[Data about app and page elements]
..........
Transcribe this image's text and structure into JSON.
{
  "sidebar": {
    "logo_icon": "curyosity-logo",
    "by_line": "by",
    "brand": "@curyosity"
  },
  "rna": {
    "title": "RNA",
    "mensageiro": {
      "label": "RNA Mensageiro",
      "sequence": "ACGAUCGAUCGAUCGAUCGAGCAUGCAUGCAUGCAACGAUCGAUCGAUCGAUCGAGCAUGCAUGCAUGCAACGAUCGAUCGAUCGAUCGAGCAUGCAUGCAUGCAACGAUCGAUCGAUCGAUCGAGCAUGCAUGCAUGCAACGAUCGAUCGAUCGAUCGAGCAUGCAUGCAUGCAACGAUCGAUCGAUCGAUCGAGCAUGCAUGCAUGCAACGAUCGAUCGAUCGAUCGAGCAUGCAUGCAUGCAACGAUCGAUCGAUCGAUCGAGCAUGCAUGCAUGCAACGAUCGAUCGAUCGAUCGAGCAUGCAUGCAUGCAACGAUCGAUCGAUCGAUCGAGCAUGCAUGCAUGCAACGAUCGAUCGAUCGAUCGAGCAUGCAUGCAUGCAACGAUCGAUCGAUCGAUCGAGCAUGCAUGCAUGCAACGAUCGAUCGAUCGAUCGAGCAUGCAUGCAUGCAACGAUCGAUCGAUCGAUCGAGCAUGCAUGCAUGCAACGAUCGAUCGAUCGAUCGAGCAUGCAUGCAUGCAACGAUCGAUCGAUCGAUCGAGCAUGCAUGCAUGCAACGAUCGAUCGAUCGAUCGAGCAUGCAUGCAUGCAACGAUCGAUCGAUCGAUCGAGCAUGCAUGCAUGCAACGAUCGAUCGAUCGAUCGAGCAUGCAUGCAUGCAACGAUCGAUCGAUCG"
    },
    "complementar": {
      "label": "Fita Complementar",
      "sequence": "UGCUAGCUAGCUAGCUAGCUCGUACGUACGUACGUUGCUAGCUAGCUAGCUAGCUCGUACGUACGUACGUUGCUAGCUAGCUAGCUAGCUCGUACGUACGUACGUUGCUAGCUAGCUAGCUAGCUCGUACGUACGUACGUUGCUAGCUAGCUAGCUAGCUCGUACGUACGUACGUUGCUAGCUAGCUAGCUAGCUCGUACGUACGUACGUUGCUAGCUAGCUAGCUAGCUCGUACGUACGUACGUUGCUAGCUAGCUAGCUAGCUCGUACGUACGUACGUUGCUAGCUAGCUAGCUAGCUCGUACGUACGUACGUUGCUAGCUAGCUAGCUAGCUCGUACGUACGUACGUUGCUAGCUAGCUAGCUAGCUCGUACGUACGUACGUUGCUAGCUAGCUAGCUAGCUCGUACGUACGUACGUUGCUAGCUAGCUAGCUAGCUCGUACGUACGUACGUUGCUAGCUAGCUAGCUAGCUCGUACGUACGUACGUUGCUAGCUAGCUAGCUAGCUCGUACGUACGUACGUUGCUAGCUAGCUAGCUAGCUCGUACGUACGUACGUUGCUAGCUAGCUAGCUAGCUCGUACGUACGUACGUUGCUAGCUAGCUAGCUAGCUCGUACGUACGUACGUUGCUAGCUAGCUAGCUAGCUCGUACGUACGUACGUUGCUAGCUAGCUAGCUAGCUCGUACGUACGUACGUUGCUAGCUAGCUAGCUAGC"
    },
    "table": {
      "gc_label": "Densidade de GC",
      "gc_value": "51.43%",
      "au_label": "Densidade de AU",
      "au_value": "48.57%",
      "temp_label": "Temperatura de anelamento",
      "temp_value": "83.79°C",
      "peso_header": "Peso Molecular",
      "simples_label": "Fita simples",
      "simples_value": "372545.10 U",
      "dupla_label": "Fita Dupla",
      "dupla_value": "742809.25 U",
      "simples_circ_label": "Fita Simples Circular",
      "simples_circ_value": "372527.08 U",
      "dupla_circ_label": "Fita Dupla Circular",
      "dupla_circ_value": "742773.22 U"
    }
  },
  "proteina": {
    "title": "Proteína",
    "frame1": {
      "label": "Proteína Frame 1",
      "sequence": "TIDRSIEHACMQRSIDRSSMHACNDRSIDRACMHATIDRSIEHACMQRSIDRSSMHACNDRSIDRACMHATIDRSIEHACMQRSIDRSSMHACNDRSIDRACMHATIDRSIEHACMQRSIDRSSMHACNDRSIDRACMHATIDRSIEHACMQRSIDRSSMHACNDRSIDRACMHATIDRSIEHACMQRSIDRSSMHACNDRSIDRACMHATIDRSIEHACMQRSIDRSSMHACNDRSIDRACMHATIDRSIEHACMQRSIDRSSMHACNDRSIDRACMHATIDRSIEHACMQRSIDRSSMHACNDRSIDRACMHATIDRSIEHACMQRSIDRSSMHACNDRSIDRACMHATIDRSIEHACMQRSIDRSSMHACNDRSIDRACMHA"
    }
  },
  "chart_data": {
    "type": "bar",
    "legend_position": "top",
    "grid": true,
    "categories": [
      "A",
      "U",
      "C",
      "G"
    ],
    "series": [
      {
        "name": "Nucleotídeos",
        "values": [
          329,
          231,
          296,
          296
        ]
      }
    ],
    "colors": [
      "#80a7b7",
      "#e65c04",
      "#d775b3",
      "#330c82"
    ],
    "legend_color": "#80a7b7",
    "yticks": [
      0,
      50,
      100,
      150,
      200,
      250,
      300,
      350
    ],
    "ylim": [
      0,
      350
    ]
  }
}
..........
Exercise details:
Copy every line above without altering a word.

Task output:
Transcribe this image's text and structure into JSON.
{
  "sidebar": {
    "logo_icon": "curyosity-logo",
    "by_line": "by",
    "brand": "@curyosity"
  },
  "rna": {
    "title": "RNA",
    "mensageiro": {
      "label": "RNA Mensageiro",
      "sequence": "ACGAUCGAUCGAUCGAUCGAGCAUGCAUGCAUGCAACGAUCGAUCGAUCGAUCGAGCAUGCAUGCAUGCAACGAUCGAUCGAUCGAUCGAGCAUGCAUGCAUGCAACGAUCGAUCGAUCGAUCGAGCAUGCAUGCAUGCAACGAUCGAUCGAUCGAUCGAGCAUGCAUGCAUGCAACGAUCGAUCGAUCGAUCGAGCAUGCAUGCAUGCAACGAUCGAUCGAUCGAUCGAGCAUGCAUGCAUGCAACGAUCGAUCGAUCGAUCGAGCAUGCAUGCAUGCAACGAUCGAUCGAUCGAUCGAGCAUGCAUGCAUGCAACGAUCGAUCGAUCGAUCGAGCAUGCAUGCAUGCAACGAUCGAUCGAUCGAUCGAGCAUGCAUGCAUGCAACGAUCGAUCGAUCGAUCGAGCAUGCAUGCAUGCAACGAUCGAUCGAUCGAUCGAGCAUGCAUGCAUGCAACGAUCGAUCGAUCGAUCGAGCAUGCAUGCAUGCAACGAUCGAUCGAUCGAUCGAGCAUGCAUGCAUGCAACGAUCGAUCGAUCGAUCGAGCAUGCAUGCAUGCAACGAUCGAUCGAUCGAUCGAGCAUGCAUGCAUGCAACGAUCGAUCGAUCGAUCGAGCAUGCAUGCAUGCAACGAUCGAUCGAUCGAUCGAGCAUGCAUGCAUGCAACGAUCGAUCGAUCG"
    },
    "complementar": {
      "label": "Fita Complementar",
      "sequence": "UGCUAGCUAGCUAGCUAGCUCGUACGUACGUACGUUGCUAGCUAGCUAGCUAGCUCGUACGUACGUACGUUGCUAGCUAGCUAGCUAGCUCGUACGUACGUACGUUGCUAGCUAGCUAGCUAGCUCGUACGUACGUACGUUGCUAGCUAGCUAGCUAGCUCGUACGUACGUACGUUGCUAGCUAGCUAGCUAGCUCGUACGUACGUACGUUGCUAGCUAGCUAGCUAGCUCGUACGUACGUACGUUGCUAGCUAGCUAGCUAGCUCGUACGUACGUACGUUGCUAGCUAGCUAGCUAGCUCGUACGUACGUACGUUGCUAGCUAGCUAGCUAGCUCGUACGUACGUACGUUGCUAGCUAGCUAGCUAGCUCGUACGUACGUACGUUGCUAGCUAGCUAGCUAGCUCGUACGUACGUACGUUGCUAGCUAGCUAGCUAGCUCGUACGUACGUACGUUGCUAGCUAGCUAGCUAGCUCGUACGUACGUACGUUGCUAGCUAGCUAGCUAGCUCGUACGUACGUACGUUGCUAGCUAGCUAGCUAGCUCGUACGUACGUACGUUGCUAGCUAGCUAGCUAGCUCGUACGUACGUACGUUGCUAGCUAGCUAGCUAGCUCGUACGUACGUACGUUGCUAGCUAGCUAGCUAGCUCGUACGUACGUACGUUGCUAGCUAGCUAGCUAGCUCGUACGUACGUACGUUGCUAGCUAGCUAGCUAGC"
    },
    "table": {
      "gc_label": "Densidade de GC",
      "gc_value": "51.43%",
      "au_label": "Densidade de AU",
      "au_value": "48.57%",
      "temp_label": "Temperatura de anelamento",
      "temp_value": "83.79°C",
      "peso_header": "Peso Molecular",
      "simples_label": "Fita simples",
      "simples_value": "372545.10 U",
      "dupla_label": "Fita Dupla",
      "dupla_value": "742809.25 U",
      "simples_circ_label": "Fita Simples Circular",
      "simples_circ_value": "372527.08 U",
      "dupla_circ_label": "Fita Dupla Circular",
      "dupla_circ_value": "742773.22 U"
    }
  },
  "proteina": {
    "title": "Proteína",
    "frame1": {
      "label": "Proteína Frame 1",
      "sequence": "TIDRSIEHACMQRSIDRSSMHACNDRSIDRACMHATIDRSIEHACMQRSIDRSSMHACNDRSIDRACMHATIDRSIEHACMQRSIDRSSMHACNDRSIDRACMHATIDRSIEHACMQRSIDRSSMHACNDRSIDRACMHATIDRSIEHACMQRSIDRSSMHACNDRSIDRACMHATIDRSIEHACMQRSIDRSSMHACNDRSIDRACMHATIDRSIEHACMQRSIDRSSMHACNDRSIDRACMHATIDRSIEHACMQRSIDRSSMHACNDRSIDRACMHATIDRSIEHACMQRSIDRSSMHACNDRSIDRACMHATIDRSIEHACMQRSIDRSSMHACNDRSIDRACMHATIDRSIEHACMQRSIDRSSMHACNDRSIDRACMHA"
    }
  },
  "chart_data": {
    "type": "bar",
    "legend_position": "top",
    "grid": true,
    "categories": [
      "A",
      "U",
      "C",
      "G"
    ],
    "series": [
      {
        "name": "Nucleotídeos",
        "values": [
          329,
          231,
          296,
          296
        ]
      }
    ],
    "colors": [
      "#80a7b7",
      "#e65c04",
      "#d775b3",
      "#330c82"
    ],
    "legend_color": "#80a7b7",
    "yticks": [
      0,
      50,
      100,
      150,
      200,
      250,
      300,
      350
    ],
    "ylim": [
      0,
      350
    ]
  }
}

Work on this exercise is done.